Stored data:
····················

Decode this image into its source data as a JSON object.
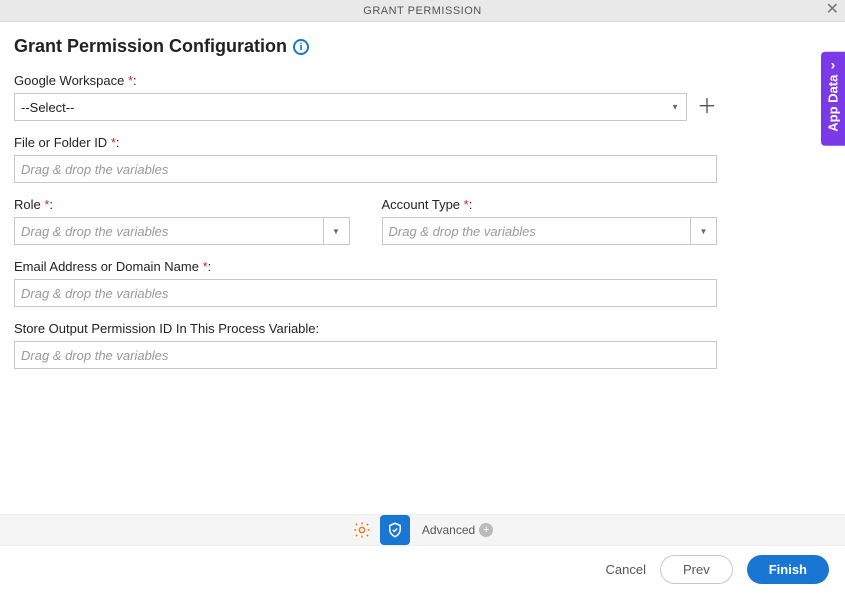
{
  "dialog": {
    "title": "GRANT PERMISSION"
  },
  "side_tab": {
    "label": "App Data"
  },
  "heading": "Grant Permission Configuration",
  "fields": {
    "gws": {
      "label": "Google Workspace ",
      "value": "--Select--"
    },
    "file_id": {
      "label": "File or Folder ID ",
      "placeholder": "Drag & drop the variables"
    },
    "role": {
      "label": "Role ",
      "placeholder": "Drag & drop the variables"
    },
    "account_type": {
      "label": "Account Type ",
      "placeholder": "Drag & drop the variables"
    },
    "email": {
      "label": "Email Address or Domain Name ",
      "placeholder": "Drag & drop the variables"
    },
    "store": {
      "label": "Store Output Permission ID In This Process Variable:",
      "placeholder": "Drag & drop the variables"
    }
  },
  "toolbar": {
    "advanced": "Advanced"
  },
  "footer": {
    "cancel": "Cancel",
    "prev": "Prev",
    "finish": "Finish"
  },
  "req_marker": "*",
  "colon": ":"
}
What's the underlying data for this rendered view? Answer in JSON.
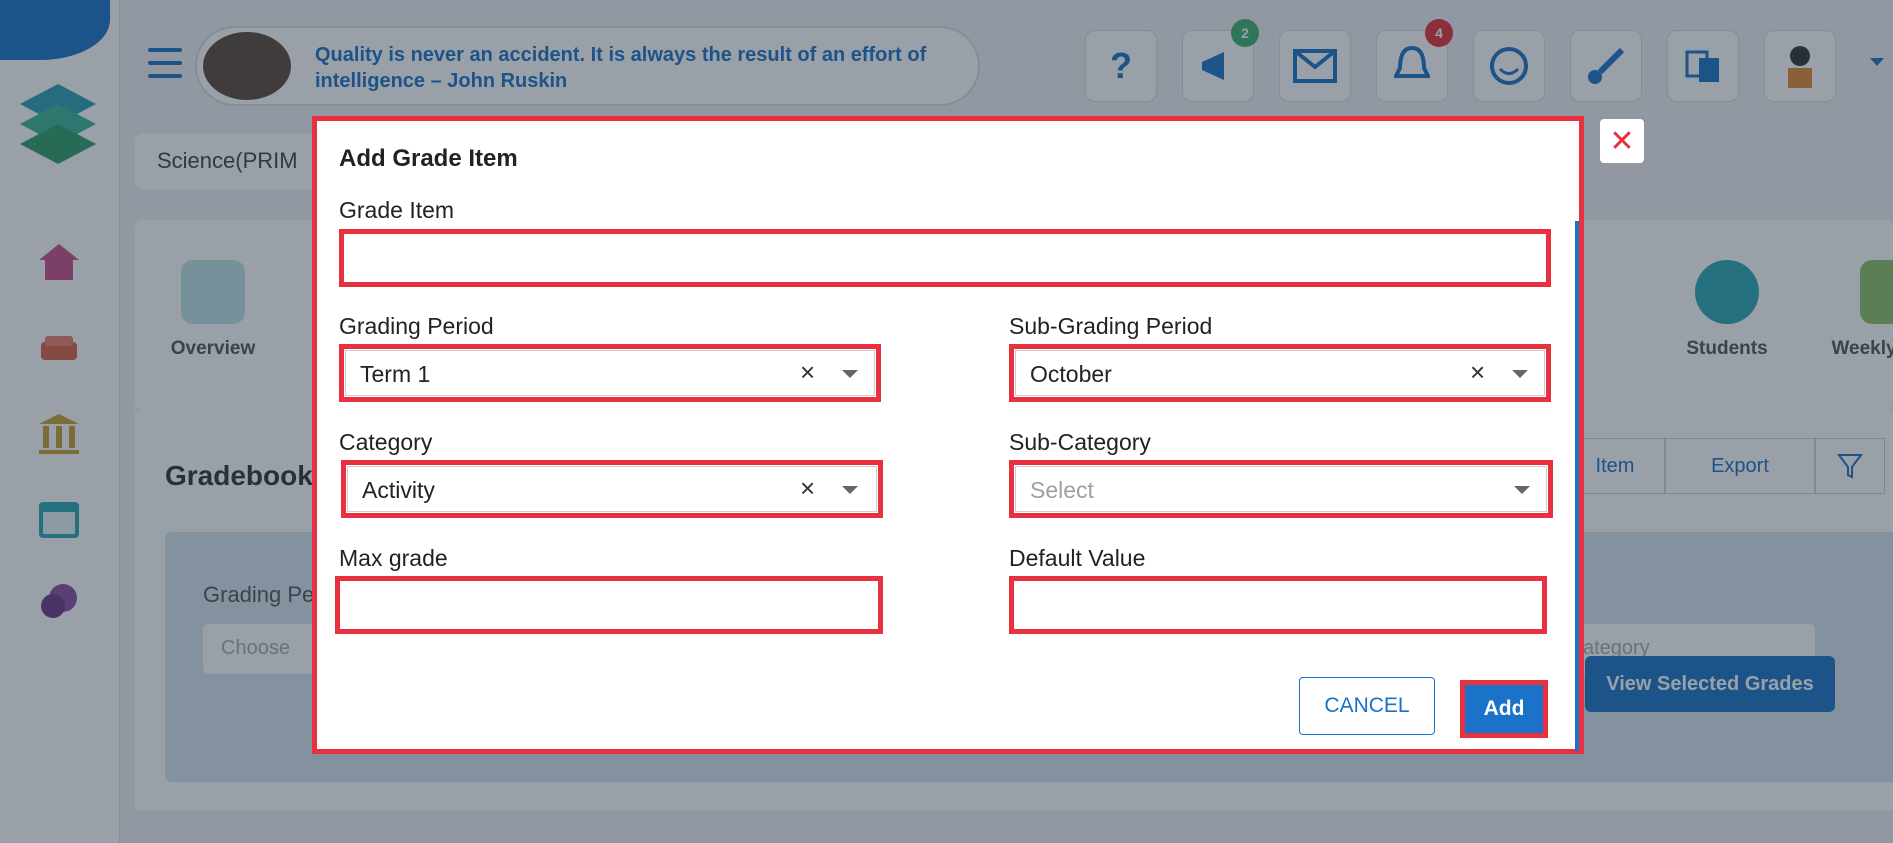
{
  "header": {
    "quote": "Quality is never an accident. It is always the result of an effort of intelligence – John Ruskin",
    "badges": {
      "announcements": "2",
      "notifications": "4"
    },
    "breadcrumb": "Science(PRIM"
  },
  "tabs": {
    "overview": "Overview",
    "students": "Students",
    "weekly_plans": "Weekly Plans"
  },
  "gradebook": {
    "title": "Gradebook",
    "filter_label": "Grading Pe",
    "choose_placeholder": "Choose",
    "category_placeholder": "ategory",
    "item_button": "Item",
    "export_button": "Export",
    "view_selected": "View Selected Grades"
  },
  "modal": {
    "title": "Add Grade Item",
    "grade_item": {
      "label": "Grade Item",
      "value": ""
    },
    "grading_period": {
      "label": "Grading Period",
      "value": "Term 1"
    },
    "sub_grading_period": {
      "label": "Sub-Grading Period",
      "value": "October"
    },
    "category": {
      "label": "Category",
      "value": "Activity"
    },
    "sub_category": {
      "label": "Sub-Category",
      "placeholder": "Select"
    },
    "max_grade": {
      "label": "Max grade",
      "value": ""
    },
    "default_value": {
      "label": "Default Value",
      "value": ""
    },
    "cancel_label": "CANCEL",
    "add_label": "Add",
    "close_symbol": "✕",
    "clear_symbol": "×"
  },
  "colors": {
    "accent": "#1a73c8",
    "highlight": "#e8303e"
  }
}
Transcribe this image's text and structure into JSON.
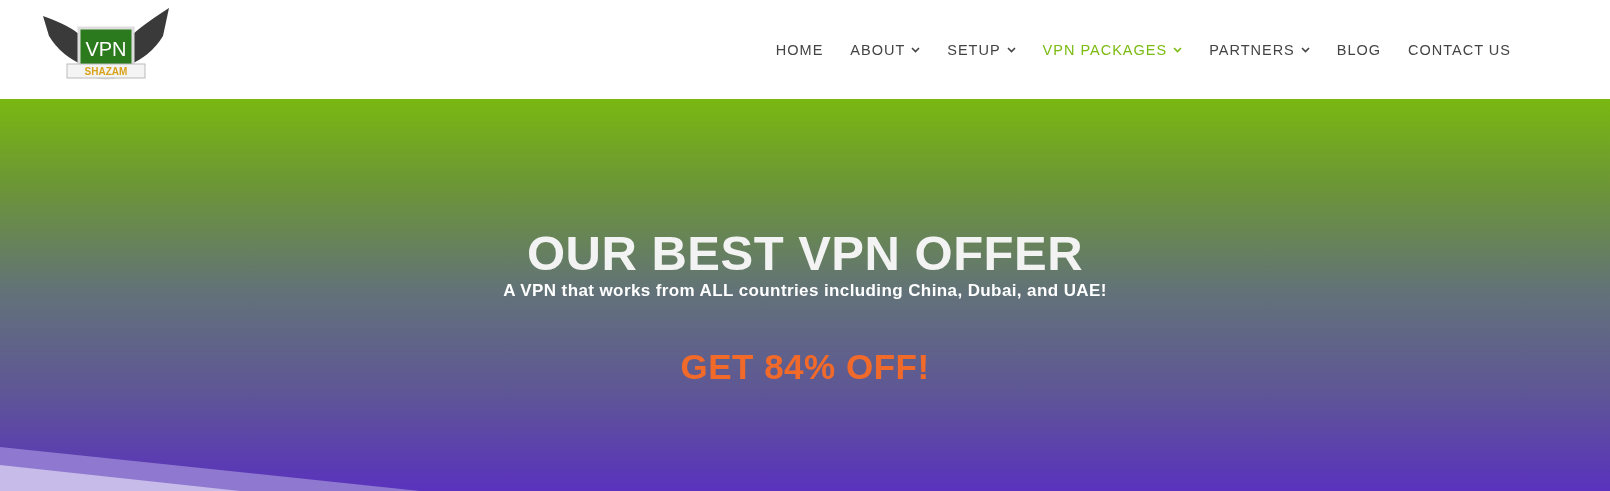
{
  "logo": {
    "top": "VPN",
    "bottom": "SHAZAM"
  },
  "nav": [
    {
      "label": "HOME",
      "has_menu": false,
      "selected": false
    },
    {
      "label": "ABOUT",
      "has_menu": true,
      "selected": false
    },
    {
      "label": "SETUP",
      "has_menu": true,
      "selected": false
    },
    {
      "label": "VPN PACKAGES",
      "has_menu": true,
      "selected": true
    },
    {
      "label": "PARTNERS",
      "has_menu": true,
      "selected": false
    },
    {
      "label": "BLOG",
      "has_menu": false,
      "selected": false
    },
    {
      "label": "CONTACT US",
      "has_menu": false,
      "selected": false
    }
  ],
  "hero": {
    "title": "OUR BEST VPN OFFER",
    "subtitle": "A VPN that works from ALL countries including China, Dubai, and UAE!",
    "offer": "GET 84% OFF!"
  }
}
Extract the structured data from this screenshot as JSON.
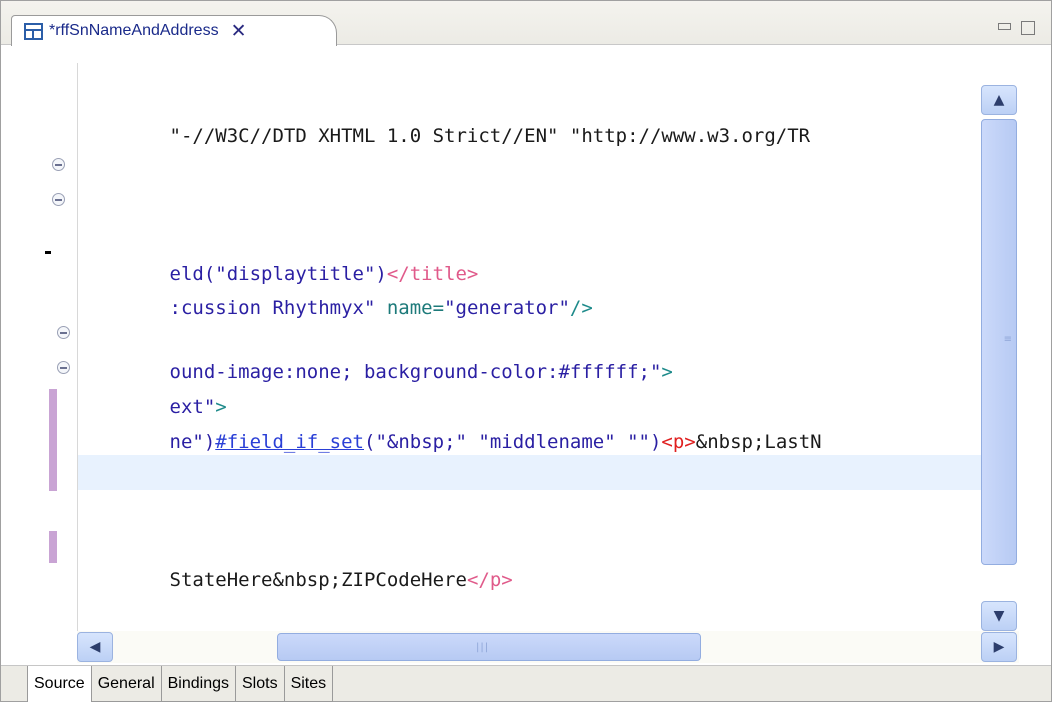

····················

Given task: Restate word for word, please, the line containing "Transcribe this image's" and all lines after it through the end of the material; the pictures do not belong in the copy.

Correct result:
Transcribe this image's text and structure into JSON.
{
  "logo": {
    "top": "VPN",
    "bottom": "SHAZAM"
  },
  "nav": [
    {
      "label": "HOME",
      "has_menu": false,
      "selected": false
    },
    {
      "label": "ABOUT",
      "has_menu": true,
      "selected": false
    },
    {
      "label": "SETUP",
      "has_menu": true,
      "selected": false
    },
    {
      "label": "VPN PACKAGES",
      "has_menu": true,
      "selected": true
    },
    {
      "label": "PARTNERS",
      "has_menu": true,
      "selected": false
    },
    {
      "label": "BLOG",
      "has_menu": false,
      "selected": false
    },
    {
      "label": "CONTACT US",
      "has_menu": false,
      "selected": false
    }
  ],
  "hero": {
    "title": "OUR BEST VPN OFFER",
    "subtitle": "A VPN that works from ALL countries including China, Dubai, and UAE!",
    "offer": "GET 84% OFF!"
  }
}
Extract the structured data from this screenshot as JSON.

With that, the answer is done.